● **What is being asked**:
Within the listing below, locate all lines containing the word "Velocity". Copy each one.

= = = =

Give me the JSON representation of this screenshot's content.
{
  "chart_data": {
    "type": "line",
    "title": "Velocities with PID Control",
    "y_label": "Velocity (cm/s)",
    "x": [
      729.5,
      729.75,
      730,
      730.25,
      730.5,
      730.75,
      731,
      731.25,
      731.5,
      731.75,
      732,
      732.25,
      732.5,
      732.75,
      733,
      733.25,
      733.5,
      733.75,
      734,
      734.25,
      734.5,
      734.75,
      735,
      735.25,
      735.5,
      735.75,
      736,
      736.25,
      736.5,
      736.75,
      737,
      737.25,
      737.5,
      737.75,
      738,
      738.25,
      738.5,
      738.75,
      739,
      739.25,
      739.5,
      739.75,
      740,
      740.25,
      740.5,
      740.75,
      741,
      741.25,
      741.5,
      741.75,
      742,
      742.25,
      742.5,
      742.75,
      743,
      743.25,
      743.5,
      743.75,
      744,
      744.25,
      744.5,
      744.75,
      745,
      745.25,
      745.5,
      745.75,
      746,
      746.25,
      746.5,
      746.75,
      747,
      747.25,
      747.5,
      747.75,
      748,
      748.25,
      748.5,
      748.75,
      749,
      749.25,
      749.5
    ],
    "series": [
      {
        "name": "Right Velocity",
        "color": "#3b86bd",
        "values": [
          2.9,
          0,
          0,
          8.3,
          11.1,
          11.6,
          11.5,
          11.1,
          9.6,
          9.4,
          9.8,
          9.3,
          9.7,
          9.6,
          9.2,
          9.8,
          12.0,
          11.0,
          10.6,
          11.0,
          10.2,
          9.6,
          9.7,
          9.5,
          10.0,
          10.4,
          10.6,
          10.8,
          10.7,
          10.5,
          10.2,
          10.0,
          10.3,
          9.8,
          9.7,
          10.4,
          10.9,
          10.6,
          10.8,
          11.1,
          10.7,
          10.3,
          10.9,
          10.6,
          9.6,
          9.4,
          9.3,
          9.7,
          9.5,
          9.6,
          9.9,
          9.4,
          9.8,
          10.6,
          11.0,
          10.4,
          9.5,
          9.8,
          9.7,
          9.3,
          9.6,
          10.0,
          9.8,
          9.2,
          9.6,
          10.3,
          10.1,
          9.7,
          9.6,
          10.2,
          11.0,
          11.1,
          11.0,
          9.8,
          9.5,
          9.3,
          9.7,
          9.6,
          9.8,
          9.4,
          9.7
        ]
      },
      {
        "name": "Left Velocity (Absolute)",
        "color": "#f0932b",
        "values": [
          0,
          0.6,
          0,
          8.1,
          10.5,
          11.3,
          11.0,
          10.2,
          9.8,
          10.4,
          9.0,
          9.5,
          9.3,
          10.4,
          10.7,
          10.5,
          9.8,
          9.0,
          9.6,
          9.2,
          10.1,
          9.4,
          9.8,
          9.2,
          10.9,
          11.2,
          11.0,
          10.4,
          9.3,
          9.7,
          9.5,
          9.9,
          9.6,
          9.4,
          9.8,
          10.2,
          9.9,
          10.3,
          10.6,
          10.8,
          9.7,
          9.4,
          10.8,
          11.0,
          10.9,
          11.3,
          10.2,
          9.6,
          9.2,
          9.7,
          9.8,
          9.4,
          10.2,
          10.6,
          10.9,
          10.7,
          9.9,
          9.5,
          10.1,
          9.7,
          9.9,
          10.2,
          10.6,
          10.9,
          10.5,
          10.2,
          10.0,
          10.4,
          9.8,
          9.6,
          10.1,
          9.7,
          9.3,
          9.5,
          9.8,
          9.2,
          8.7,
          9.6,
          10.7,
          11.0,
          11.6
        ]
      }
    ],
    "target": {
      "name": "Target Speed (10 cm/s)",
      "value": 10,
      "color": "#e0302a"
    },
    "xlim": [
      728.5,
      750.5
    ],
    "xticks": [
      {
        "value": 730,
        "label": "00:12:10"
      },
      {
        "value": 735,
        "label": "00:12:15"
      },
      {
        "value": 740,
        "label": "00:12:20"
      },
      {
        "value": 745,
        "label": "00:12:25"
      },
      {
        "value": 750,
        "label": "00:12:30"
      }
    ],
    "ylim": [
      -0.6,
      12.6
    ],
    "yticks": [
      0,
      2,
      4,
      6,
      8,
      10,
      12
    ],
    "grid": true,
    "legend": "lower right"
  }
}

= = = =

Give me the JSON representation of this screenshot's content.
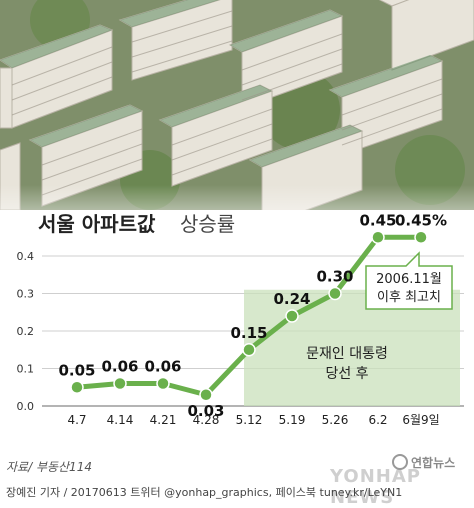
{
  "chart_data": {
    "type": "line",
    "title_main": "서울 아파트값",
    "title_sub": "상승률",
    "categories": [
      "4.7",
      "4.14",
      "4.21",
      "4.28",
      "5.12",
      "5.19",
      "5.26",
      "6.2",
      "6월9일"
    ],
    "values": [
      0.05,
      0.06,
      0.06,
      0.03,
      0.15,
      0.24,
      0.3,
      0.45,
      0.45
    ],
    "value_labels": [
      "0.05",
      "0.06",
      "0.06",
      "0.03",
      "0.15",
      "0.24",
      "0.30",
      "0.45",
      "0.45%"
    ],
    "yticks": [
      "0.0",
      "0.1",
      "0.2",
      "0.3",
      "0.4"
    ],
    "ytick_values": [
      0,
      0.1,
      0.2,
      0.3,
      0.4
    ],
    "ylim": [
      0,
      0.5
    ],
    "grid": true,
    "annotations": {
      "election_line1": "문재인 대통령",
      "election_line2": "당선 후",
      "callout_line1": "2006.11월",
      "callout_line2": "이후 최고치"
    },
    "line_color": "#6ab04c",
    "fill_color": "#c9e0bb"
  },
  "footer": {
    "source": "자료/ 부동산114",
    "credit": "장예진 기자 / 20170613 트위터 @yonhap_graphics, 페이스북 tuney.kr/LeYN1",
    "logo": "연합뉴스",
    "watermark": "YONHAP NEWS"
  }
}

= = = =

● **Response to this exercise**:
    "y_label": "Velocity (cm/s)",
        "name": "Right Velocity",
        "name": "Left Velocity (Absolute)",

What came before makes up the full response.